(Collected data entries)
══════

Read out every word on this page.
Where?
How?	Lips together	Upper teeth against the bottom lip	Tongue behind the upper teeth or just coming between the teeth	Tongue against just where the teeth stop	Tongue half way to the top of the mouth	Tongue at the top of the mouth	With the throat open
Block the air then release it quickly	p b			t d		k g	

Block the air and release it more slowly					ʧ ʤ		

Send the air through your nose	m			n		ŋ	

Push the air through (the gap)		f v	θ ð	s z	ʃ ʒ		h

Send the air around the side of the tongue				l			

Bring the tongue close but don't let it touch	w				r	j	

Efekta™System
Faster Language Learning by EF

══════

Within the entries above, report how many lines include "Send", and keep the answer to the number.

2